WHAT THIS TASK INVOLVES ▸ Note each line of the listing that contains the string "DocId", and copy it.

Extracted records
■ ■ ■ ■

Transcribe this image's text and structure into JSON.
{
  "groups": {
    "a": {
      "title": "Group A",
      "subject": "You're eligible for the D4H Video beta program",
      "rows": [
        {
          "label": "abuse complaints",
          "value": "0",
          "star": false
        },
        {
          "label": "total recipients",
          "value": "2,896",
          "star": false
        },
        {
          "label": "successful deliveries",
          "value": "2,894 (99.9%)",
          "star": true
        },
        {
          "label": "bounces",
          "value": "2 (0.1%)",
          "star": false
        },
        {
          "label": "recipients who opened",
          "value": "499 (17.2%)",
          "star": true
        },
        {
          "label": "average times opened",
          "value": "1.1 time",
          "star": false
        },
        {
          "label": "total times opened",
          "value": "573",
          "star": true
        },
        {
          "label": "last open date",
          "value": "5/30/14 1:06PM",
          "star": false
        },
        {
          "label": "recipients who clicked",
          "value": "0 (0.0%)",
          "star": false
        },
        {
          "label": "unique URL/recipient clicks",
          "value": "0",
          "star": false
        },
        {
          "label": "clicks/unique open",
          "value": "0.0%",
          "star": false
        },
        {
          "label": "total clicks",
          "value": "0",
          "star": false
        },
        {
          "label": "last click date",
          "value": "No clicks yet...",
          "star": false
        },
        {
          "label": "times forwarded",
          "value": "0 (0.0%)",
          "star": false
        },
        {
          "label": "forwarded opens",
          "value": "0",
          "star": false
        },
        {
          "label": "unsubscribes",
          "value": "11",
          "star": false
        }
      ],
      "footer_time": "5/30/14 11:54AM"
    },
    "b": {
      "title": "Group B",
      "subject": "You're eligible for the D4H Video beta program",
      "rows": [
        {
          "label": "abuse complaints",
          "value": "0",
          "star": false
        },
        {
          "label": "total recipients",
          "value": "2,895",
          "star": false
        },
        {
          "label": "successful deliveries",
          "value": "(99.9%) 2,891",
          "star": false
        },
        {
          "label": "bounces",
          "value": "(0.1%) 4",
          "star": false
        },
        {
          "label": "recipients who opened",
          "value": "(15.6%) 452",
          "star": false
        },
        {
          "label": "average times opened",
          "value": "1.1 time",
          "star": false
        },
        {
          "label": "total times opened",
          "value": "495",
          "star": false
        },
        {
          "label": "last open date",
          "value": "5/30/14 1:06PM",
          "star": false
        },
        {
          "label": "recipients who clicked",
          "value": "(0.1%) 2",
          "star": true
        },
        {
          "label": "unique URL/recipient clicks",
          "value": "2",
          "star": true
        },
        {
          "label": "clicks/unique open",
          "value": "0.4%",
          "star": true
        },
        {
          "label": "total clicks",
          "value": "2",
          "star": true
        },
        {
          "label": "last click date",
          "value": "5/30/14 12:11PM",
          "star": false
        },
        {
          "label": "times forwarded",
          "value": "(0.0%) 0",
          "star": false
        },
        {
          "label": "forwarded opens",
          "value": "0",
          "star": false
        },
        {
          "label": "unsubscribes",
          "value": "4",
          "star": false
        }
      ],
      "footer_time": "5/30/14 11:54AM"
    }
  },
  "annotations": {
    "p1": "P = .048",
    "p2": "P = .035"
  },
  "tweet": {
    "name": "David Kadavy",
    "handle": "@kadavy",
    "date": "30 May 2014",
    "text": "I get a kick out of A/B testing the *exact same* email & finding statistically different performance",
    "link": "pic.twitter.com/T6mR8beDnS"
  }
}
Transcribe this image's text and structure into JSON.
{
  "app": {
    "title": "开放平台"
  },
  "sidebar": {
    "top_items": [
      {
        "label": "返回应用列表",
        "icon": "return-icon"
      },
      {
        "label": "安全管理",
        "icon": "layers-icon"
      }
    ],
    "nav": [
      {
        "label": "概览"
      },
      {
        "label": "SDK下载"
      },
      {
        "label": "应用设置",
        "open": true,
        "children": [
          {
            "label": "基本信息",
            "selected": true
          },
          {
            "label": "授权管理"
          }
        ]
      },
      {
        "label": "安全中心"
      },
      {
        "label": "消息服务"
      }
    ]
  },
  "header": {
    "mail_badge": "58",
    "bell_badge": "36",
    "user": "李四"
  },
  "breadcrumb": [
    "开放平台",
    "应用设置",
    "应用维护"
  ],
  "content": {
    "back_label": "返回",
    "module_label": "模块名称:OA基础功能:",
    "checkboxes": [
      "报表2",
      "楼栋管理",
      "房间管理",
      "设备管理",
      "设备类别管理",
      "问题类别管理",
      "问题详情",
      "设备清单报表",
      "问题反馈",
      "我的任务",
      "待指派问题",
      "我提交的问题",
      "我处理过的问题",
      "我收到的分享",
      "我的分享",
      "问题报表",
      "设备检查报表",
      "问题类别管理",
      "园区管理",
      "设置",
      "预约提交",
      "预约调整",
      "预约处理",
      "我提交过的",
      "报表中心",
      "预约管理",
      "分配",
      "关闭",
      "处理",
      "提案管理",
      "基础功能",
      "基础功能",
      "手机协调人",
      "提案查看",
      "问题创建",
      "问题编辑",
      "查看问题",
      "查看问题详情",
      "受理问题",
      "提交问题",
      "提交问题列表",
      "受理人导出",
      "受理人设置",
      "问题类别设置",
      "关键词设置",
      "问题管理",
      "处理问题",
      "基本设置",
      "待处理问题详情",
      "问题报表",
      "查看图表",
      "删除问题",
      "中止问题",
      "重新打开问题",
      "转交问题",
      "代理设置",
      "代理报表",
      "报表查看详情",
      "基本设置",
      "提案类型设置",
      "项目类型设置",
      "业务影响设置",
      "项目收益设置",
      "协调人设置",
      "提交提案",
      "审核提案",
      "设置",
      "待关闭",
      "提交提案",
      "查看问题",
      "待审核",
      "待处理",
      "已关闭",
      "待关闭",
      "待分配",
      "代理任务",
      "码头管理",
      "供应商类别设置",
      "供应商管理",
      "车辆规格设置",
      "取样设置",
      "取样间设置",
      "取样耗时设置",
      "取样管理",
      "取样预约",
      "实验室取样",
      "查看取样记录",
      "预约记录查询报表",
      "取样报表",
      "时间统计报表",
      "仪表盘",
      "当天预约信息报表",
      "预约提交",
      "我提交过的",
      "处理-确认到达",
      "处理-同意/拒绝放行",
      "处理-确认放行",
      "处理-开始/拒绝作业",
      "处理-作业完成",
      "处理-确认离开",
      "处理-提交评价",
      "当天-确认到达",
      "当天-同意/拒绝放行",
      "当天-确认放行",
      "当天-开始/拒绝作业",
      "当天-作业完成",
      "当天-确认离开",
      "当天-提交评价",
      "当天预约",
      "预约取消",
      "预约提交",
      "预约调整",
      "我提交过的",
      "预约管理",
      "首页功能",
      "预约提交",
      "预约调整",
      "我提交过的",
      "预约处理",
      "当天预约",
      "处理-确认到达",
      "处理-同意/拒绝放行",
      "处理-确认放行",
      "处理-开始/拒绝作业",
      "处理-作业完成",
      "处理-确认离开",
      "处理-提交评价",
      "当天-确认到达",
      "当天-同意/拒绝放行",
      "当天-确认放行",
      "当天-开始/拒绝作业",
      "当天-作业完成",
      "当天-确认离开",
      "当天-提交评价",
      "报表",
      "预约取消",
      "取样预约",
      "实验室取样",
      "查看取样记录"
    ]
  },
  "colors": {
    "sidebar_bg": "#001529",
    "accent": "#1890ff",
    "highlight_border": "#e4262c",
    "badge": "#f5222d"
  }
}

■ ■ ■ ■

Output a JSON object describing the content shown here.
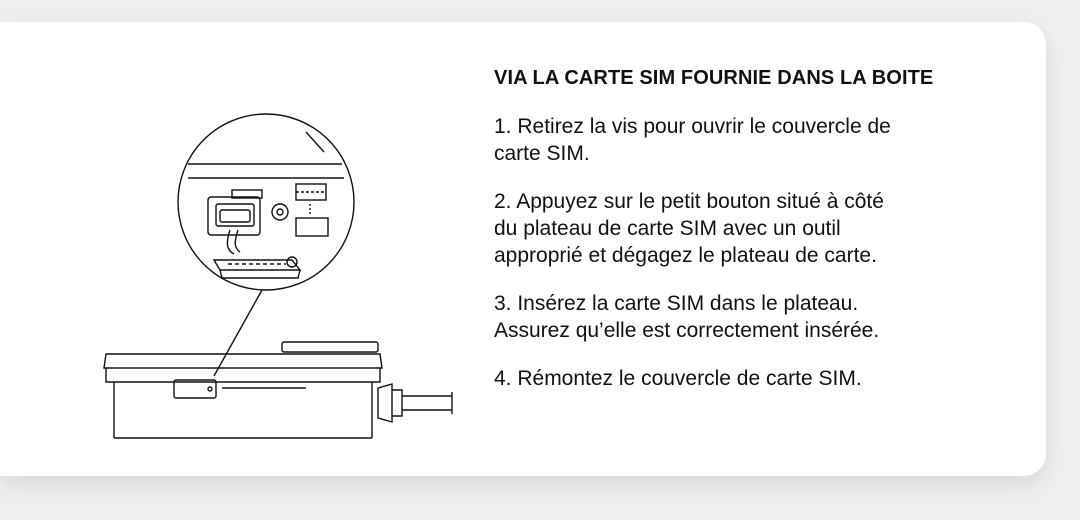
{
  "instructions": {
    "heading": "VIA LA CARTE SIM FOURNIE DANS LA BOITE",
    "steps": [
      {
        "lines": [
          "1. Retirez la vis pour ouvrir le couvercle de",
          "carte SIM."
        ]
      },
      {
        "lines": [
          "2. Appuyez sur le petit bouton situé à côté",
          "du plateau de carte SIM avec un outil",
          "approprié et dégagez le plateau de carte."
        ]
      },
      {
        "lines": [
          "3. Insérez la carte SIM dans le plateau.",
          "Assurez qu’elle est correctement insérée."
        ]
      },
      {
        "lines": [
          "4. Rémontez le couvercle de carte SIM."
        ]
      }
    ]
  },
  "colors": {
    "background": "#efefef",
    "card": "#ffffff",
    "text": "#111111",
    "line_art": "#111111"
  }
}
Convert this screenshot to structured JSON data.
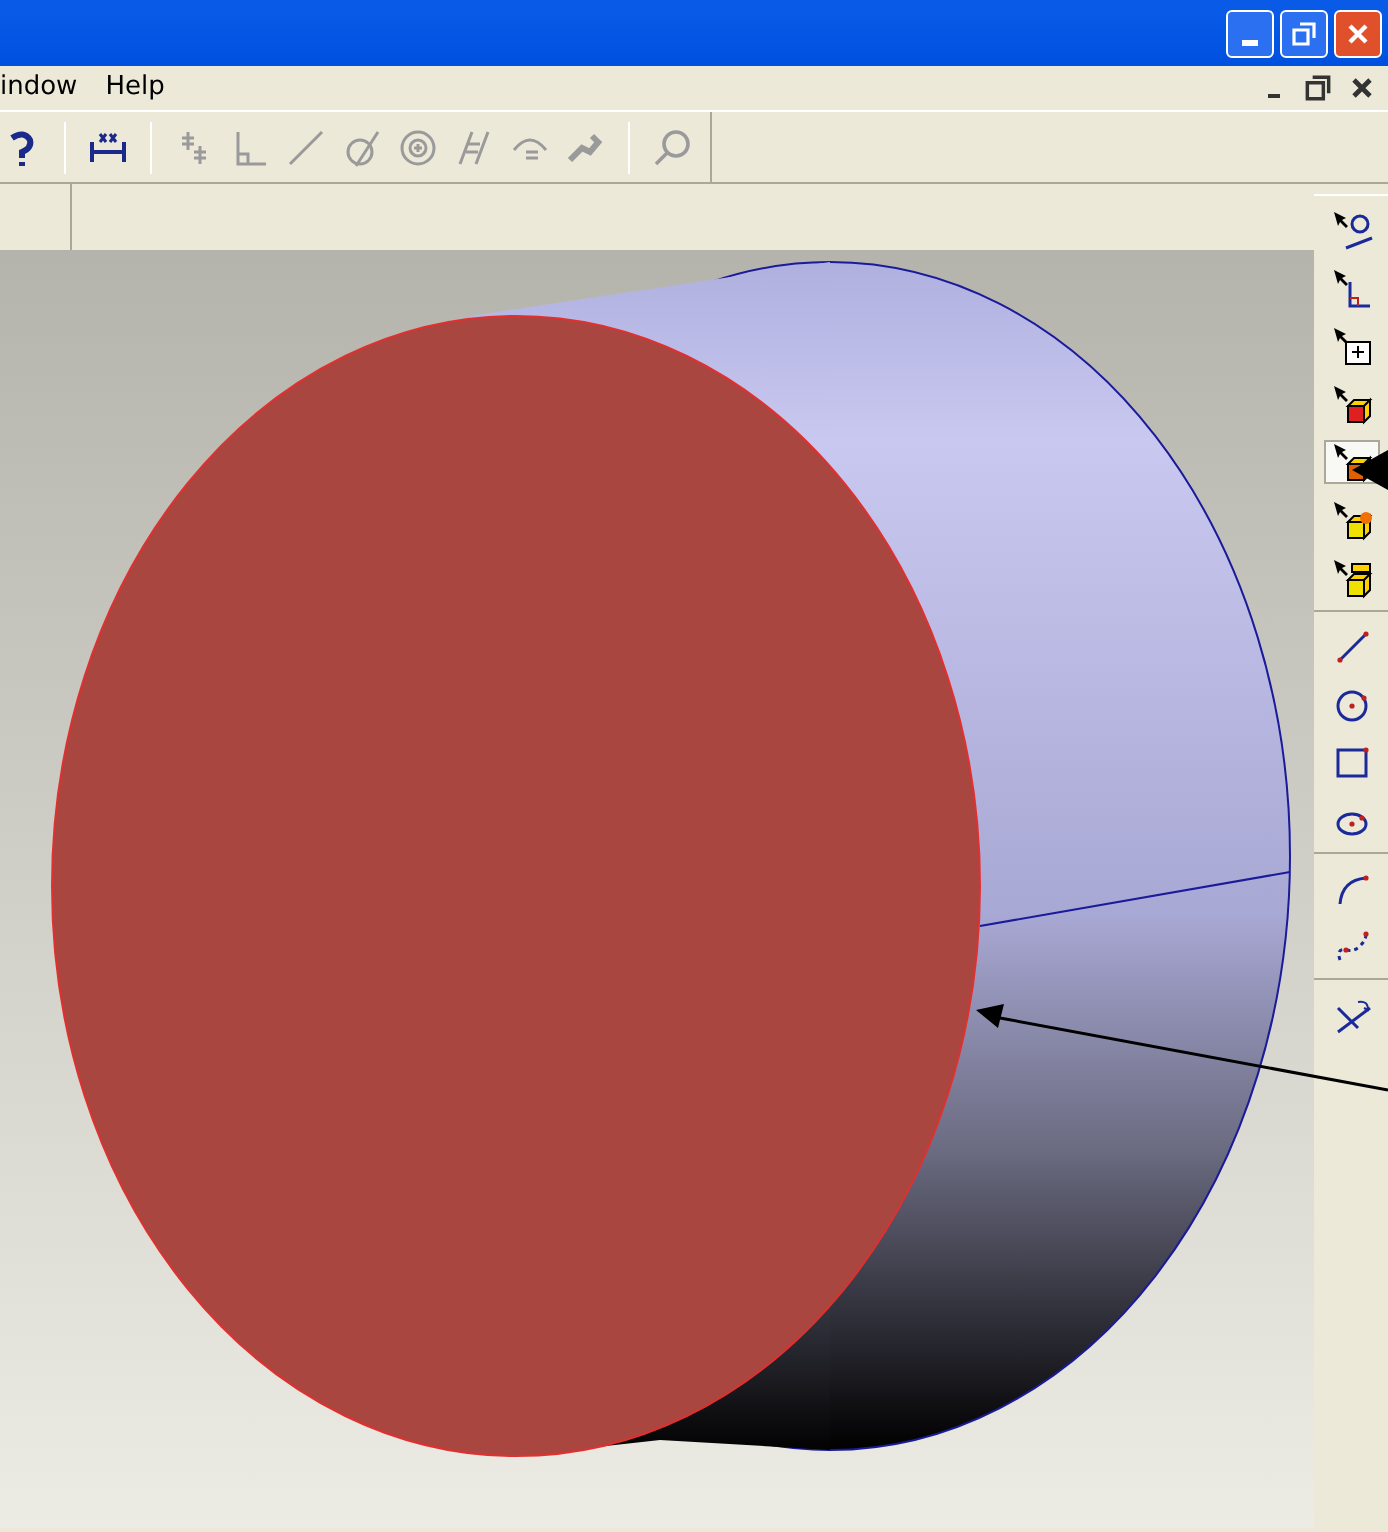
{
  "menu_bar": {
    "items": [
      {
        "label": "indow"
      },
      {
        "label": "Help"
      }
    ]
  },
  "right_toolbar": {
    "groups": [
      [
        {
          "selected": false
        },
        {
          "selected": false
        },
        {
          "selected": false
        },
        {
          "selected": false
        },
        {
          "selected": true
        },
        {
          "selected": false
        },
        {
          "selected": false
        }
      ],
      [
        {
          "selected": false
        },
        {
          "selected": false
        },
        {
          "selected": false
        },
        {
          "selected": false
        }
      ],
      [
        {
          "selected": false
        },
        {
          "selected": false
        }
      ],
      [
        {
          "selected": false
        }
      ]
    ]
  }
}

■ ■ ■ ■

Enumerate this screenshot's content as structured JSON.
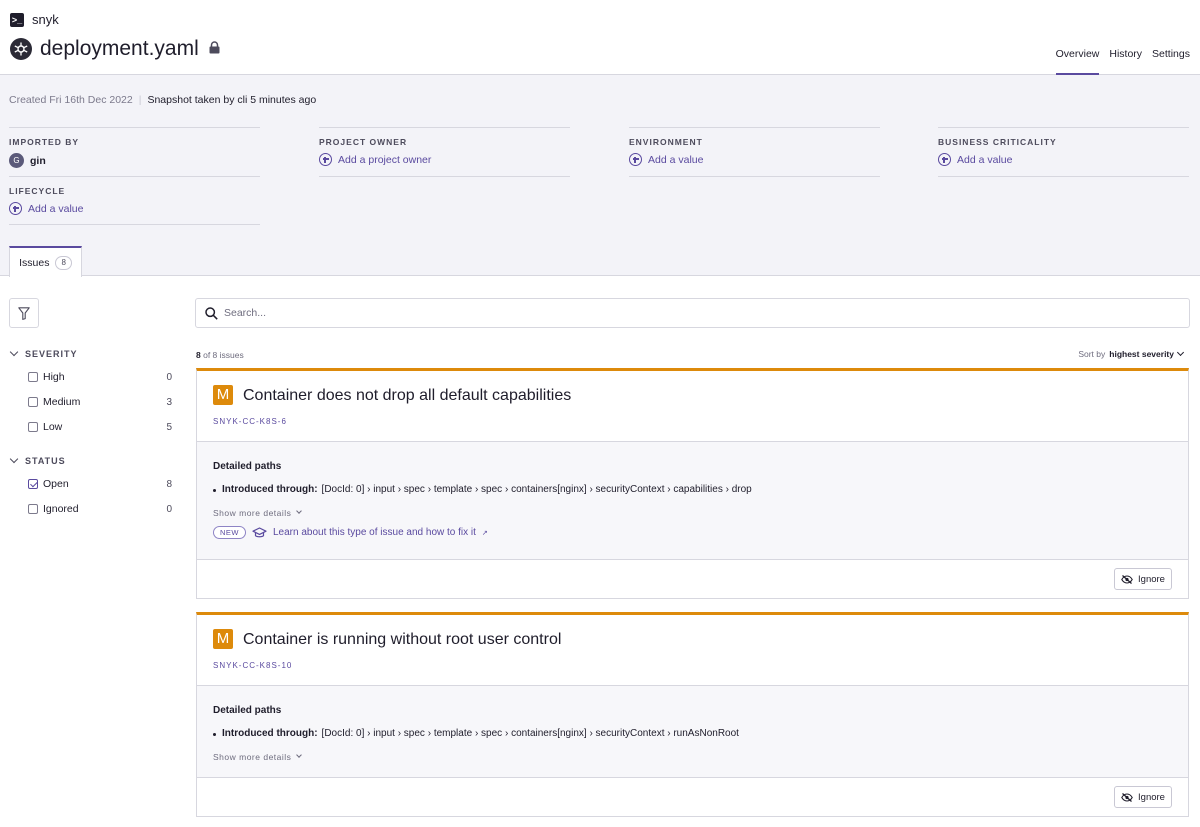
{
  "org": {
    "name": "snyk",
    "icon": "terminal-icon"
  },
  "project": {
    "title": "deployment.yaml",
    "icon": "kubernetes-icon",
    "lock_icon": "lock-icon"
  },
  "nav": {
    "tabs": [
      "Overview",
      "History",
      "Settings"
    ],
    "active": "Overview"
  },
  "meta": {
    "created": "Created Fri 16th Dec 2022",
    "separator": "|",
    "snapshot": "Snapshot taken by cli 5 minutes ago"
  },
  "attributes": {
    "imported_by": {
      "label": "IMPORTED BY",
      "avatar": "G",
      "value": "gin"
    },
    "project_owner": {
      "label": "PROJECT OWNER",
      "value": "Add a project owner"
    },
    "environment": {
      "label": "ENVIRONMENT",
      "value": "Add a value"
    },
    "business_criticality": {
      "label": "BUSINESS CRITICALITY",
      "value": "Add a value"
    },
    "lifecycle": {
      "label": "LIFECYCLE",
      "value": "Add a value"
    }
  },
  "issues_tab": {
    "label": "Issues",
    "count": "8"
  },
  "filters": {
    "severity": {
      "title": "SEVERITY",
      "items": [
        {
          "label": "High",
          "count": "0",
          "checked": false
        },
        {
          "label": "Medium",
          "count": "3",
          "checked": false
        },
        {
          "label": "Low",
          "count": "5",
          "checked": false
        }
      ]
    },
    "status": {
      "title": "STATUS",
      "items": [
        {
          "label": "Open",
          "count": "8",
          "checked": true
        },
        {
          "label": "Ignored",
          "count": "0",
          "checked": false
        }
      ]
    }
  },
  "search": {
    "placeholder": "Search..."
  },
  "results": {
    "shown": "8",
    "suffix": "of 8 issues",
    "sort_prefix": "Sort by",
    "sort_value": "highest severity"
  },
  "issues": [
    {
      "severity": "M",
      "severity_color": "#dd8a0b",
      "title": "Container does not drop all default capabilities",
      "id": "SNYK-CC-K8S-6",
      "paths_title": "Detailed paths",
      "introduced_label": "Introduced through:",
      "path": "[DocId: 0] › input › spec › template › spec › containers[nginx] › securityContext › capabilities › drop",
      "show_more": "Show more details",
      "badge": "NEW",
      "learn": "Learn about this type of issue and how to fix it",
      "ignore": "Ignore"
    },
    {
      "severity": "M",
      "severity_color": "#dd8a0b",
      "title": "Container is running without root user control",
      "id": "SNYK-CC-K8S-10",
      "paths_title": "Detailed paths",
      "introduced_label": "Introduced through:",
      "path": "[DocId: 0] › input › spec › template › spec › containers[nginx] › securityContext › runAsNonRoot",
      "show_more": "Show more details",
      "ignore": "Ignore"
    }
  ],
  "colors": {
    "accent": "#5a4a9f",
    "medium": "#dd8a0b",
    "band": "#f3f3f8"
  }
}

■ ■ ■ ■

THE REPLY ▸
      "path": "[DocId: 0] › input › spec › template › spec › containers[nginx] › securityContext › capabilities › drop",
      "path": "[DocId: 0] › input › spec › template › spec › containers[nginx] › securityContext › runAsNonRoot",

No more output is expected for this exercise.